Set task = Copy each line of the records that holds the string "text".

--------

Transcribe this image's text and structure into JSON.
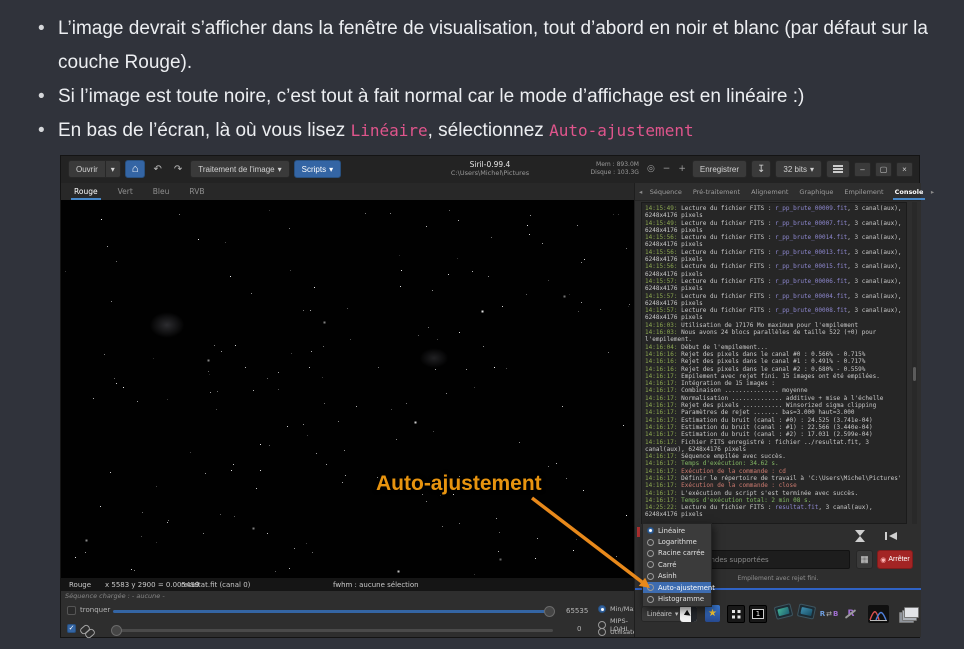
{
  "colors": {
    "accent_blue": "#3465a4",
    "code_pink": "#e0558c",
    "annotation_orange": "#e8940f",
    "stop_red": "#a32424",
    "progress_blue": "#2f62c4"
  },
  "doc": {
    "bullets": [
      [
        {
          "t": "L’image devrait s’afficher dans la fenêtre de visualisation, tout d’abord en noir et blanc (par défaut sur la couche Rouge)."
        }
      ],
      [
        {
          "t": "Si l’image est toute noire, c’est tout à fait normal car le mode d’affichage est en linéaire :)"
        }
      ],
      [
        {
          "t": "En bas de l’écran, là où vous lisez "
        },
        {
          "t": "Linéaire",
          "code": true
        },
        {
          "t": ", sélectionnez "
        },
        {
          "t": "Auto-ajustement",
          "code": true
        }
      ]
    ]
  },
  "annotation": {
    "label": "Auto-ajustement"
  },
  "titlebar": {
    "open_label": "Ouvrir",
    "processing_label": "Traitement de l'image",
    "scripts_label": "Scripts",
    "title": "Siril-0.99.4",
    "subtitle": "C:\\Users\\Michel\\Pictures",
    "mem_label": "Mem : 893.0M",
    "disk_label": "Disque : 103.3G",
    "save_label": "Enregistrer",
    "bits_label": "32 bits"
  },
  "channel_tabs": {
    "items": [
      "Rouge",
      "Vert",
      "Bleu",
      "RVB"
    ],
    "active": "Rouge"
  },
  "panel_tabs": {
    "items": [
      "Séquence",
      "Pré-traitement",
      "Alignement",
      "Graphique",
      "Empilement",
      "Console"
    ],
    "active": "Console"
  },
  "console": {
    "lines": [
      {
        "time": "14:15:49",
        "segs": [
          [
            "Lecture du fichier FITS : ",
            ""
          ],
          [
            "r_pp_brute_00009.fit",
            "file"
          ],
          [
            ", 3 canal(aux), 6248x4176 pixels",
            ""
          ]
        ]
      },
      {
        "time": "14:15:49",
        "segs": [
          [
            "Lecture du fichier FITS : ",
            ""
          ],
          [
            "r_pp_brute_00007.fit",
            "file"
          ],
          [
            ", 3 canal(aux), 6248x4176 pixels",
            ""
          ]
        ]
      },
      {
        "time": "14:15:56",
        "segs": [
          [
            "Lecture du fichier FITS : ",
            ""
          ],
          [
            "r_pp_brute_00014.fit",
            "file"
          ],
          [
            ", 3 canal(aux), 6248x4176 pixels",
            ""
          ]
        ]
      },
      {
        "time": "14:15:56",
        "segs": [
          [
            "Lecture du fichier FITS : ",
            ""
          ],
          [
            "r_pp_brute_00013.fit",
            "file"
          ],
          [
            ", 3 canal(aux), 6248x4176 pixels",
            ""
          ]
        ]
      },
      {
        "time": "14:15:56",
        "segs": [
          [
            "Lecture du fichier FITS : ",
            ""
          ],
          [
            "r_pp_brute_00015.fit",
            "file"
          ],
          [
            ", 3 canal(aux), 6248x4176 pixels",
            ""
          ]
        ]
      },
      {
        "time": "14:15:57",
        "segs": [
          [
            "Lecture du fichier FITS : ",
            ""
          ],
          [
            "r_pp_brute_00006.fit",
            "file"
          ],
          [
            ", 3 canal(aux), 6248x4176 pixels",
            ""
          ]
        ]
      },
      {
        "time": "14:15:57",
        "segs": [
          [
            "Lecture du fichier FITS : ",
            ""
          ],
          [
            "r_pp_brute_00004.fit",
            "file"
          ],
          [
            ", 3 canal(aux), 6248x4176 pixels",
            ""
          ]
        ]
      },
      {
        "time": "14:15:57",
        "segs": [
          [
            "Lecture du fichier FITS : ",
            ""
          ],
          [
            "r_pp_brute_00008.fit",
            "file"
          ],
          [
            ", 3 canal(aux), 6248x4176 pixels",
            ""
          ]
        ]
      },
      {
        "time": "14:16:03",
        "segs": [
          [
            "Utilisation de 17176 Mo maximum pour l'empilement",
            ""
          ]
        ]
      },
      {
        "time": "14:16:03",
        "segs": [
          [
            "Nous avons 24 blocs parallèles de taille 522 (+0) pour l'empilement.",
            ""
          ]
        ]
      },
      {
        "time": "14:16:04",
        "segs": [
          [
            "Début de l'empilement...",
            ""
          ]
        ]
      },
      {
        "time": "14:16:16",
        "segs": [
          [
            "Rejet des pixels dans le canal #0 : 0.566% - 0.715%",
            ""
          ]
        ]
      },
      {
        "time": "14:16:16",
        "segs": [
          [
            "Rejet des pixels dans le canal #1 : 0.491% - 0.717%",
            ""
          ]
        ]
      },
      {
        "time": "14:16:16",
        "segs": [
          [
            "Rejet des pixels dans le canal #2 : 0.680% - 0.559%",
            ""
          ]
        ]
      },
      {
        "time": "14:16:17",
        "segs": [
          [
            "Empilement avec rejet fini. 15 images ont été empilées.",
            ""
          ]
        ]
      },
      {
        "time": "14:16:17",
        "segs": [
          [
            "Intégration de 15 images :",
            ""
          ]
        ]
      },
      {
        "time": "14:16:17",
        "segs": [
          [
            "Combinaison ............... moyenne",
            ""
          ]
        ]
      },
      {
        "time": "14:16:17",
        "segs": [
          [
            "Normalisation .............. additive + mise à l'échelle",
            ""
          ]
        ]
      },
      {
        "time": "14:16:17",
        "segs": [
          [
            "Rejet des pixels ........... Winsorized sigma clipping",
            ""
          ]
        ]
      },
      {
        "time": "14:16:17",
        "segs": [
          [
            "Paramètres de rejet ....... bas=3.000 haut=3.000",
            ""
          ]
        ]
      },
      {
        "time": "14:16:17",
        "segs": [
          [
            "Estimation du bruit (canal : #0) : 24.525 (3.741e-04)",
            ""
          ]
        ]
      },
      {
        "time": "14:16:17",
        "segs": [
          [
            "Estimation du bruit (canal : #1) : 22.566 (3.440e-04)",
            ""
          ]
        ]
      },
      {
        "time": "14:16:17",
        "segs": [
          [
            "Estimation du bruit (canal : #2) : 17.031 (2.599e-04)",
            ""
          ]
        ]
      },
      {
        "time": "14:16:17",
        "segs": [
          [
            "Fichier FITS enregistré : fichier ../resultat.fit, 3 canal(aux), 6248x4176 pixels",
            ""
          ]
        ]
      },
      {
        "time": "14:16:17",
        "segs": [
          [
            "Séquence empilée avec succès.",
            ""
          ]
        ]
      },
      {
        "time": "14:16:17",
        "segs": [
          [
            "Temps d'exécution: 34.62 s.",
            "g"
          ]
        ]
      },
      {
        "time": "14:16:17",
        "segs": [
          [
            "Exécution de la commande : cd",
            "r"
          ]
        ]
      },
      {
        "time": "14:16:17",
        "segs": [
          [
            "Définir le répertoire de travail à 'C:\\Users\\Michel\\Pictures'",
            ""
          ]
        ]
      },
      {
        "time": "14:16:17",
        "segs": [
          [
            "Exécution de la commande : close",
            "r"
          ]
        ]
      },
      {
        "time": "14:16:17",
        "segs": [
          [
            "L'exécution du script s'est terminée avec succès.",
            ""
          ]
        ]
      },
      {
        "time": "14:16:17",
        "segs": [
          [
            "Temps d'exécution total: 2 min 08 s.",
            "g"
          ]
        ]
      },
      {
        "time": "14:25:22",
        "segs": [
          [
            "Lecture du fichier FITS : ",
            ""
          ],
          [
            "resultat.fit",
            "file"
          ],
          [
            ", 3 canal(aux), 6248x4176 pixels",
            ""
          ]
        ]
      }
    ]
  },
  "command": {
    "placeholder": "liste des commandes supportées",
    "stop_label": "Arrêter"
  },
  "progress": {
    "text": "Empilement avec rejet fini."
  },
  "display": {
    "mode_label": "Linéaire",
    "menu_items": [
      "Linéaire",
      "Logarithme",
      "Racine carrée",
      "Carré",
      "Asinh",
      "Auto-ajustement",
      "Histogramme"
    ],
    "selected_item": "Linéaire",
    "highlighted_item": "Auto-ajustement"
  },
  "status": {
    "channel": "Rouge",
    "coords": "x 5583 y 2900 = 0.005499",
    "file": "resultat.fit (canal 0)",
    "fwhm": "fwhm : aucune sélection",
    "sequence": "Séquence chargée : - aucune -"
  },
  "levels": {
    "truncate_label": "tronquer",
    "hi_value": "65535",
    "lo_value": "0",
    "radios": {
      "items": [
        "Min/Max",
        "MIPS-LO/HI",
        "Utilisateur"
      ],
      "selected": "Min/Max"
    }
  },
  "icons": {
    "home": "⌂",
    "undo": "↶",
    "redo": "↷",
    "caret": "▾",
    "zoom_fit": "◎",
    "zoom_out": "−",
    "zoom_in": "+",
    "save_as": "↧",
    "minimize": "–",
    "maximize": "▢",
    "close": "×",
    "tab_prev": "◂",
    "tab_next": "▸",
    "keyboard": "▦",
    "stop_dot": "◉",
    "star": "★",
    "swap_left": "R",
    "swap_arrows": "⇄",
    "swap_right": "B",
    "pick_letter": "R"
  }
}
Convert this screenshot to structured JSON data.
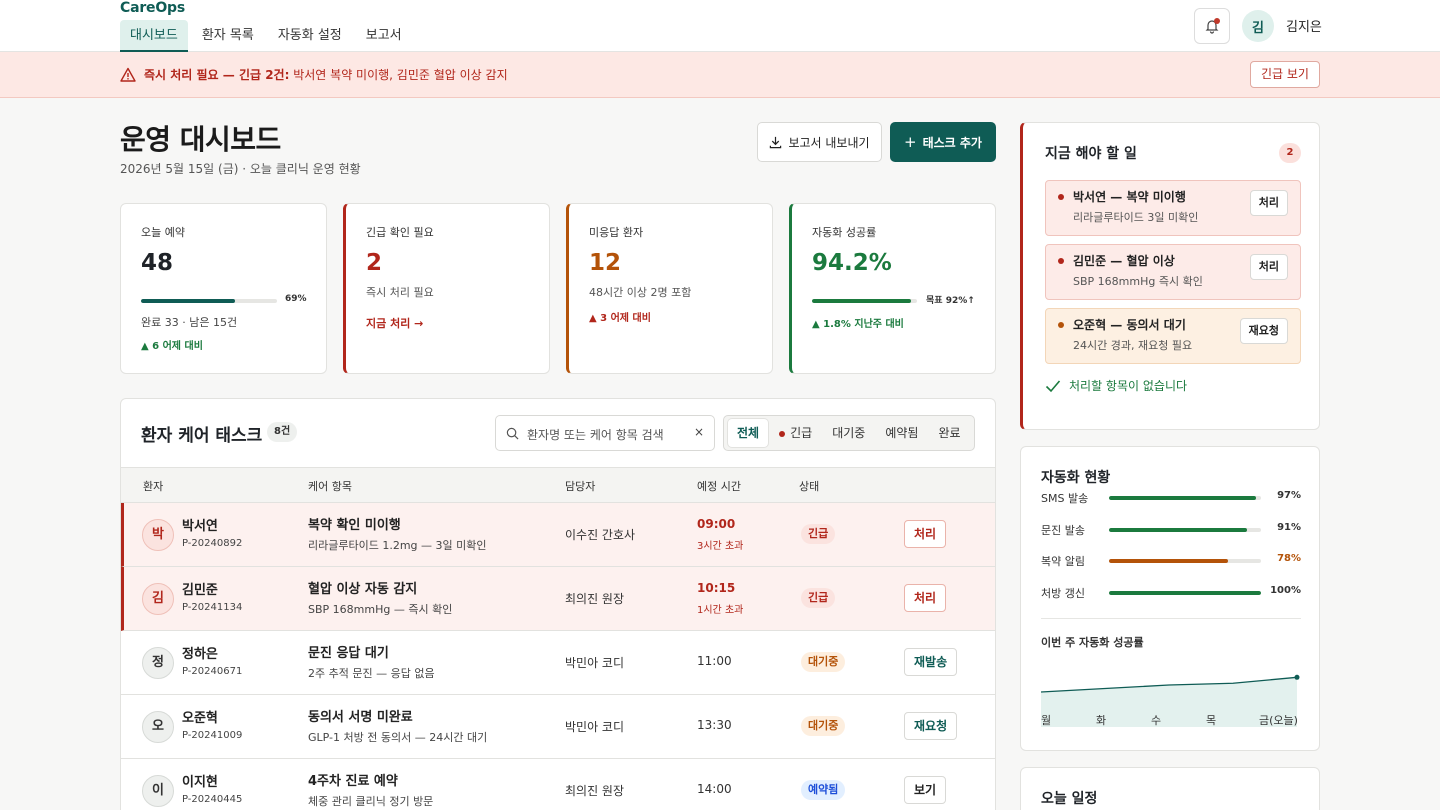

--------

Exercise solution =
Transcribe this image's text and structure into JSON.
    "text": "Empilement avec rejet fini."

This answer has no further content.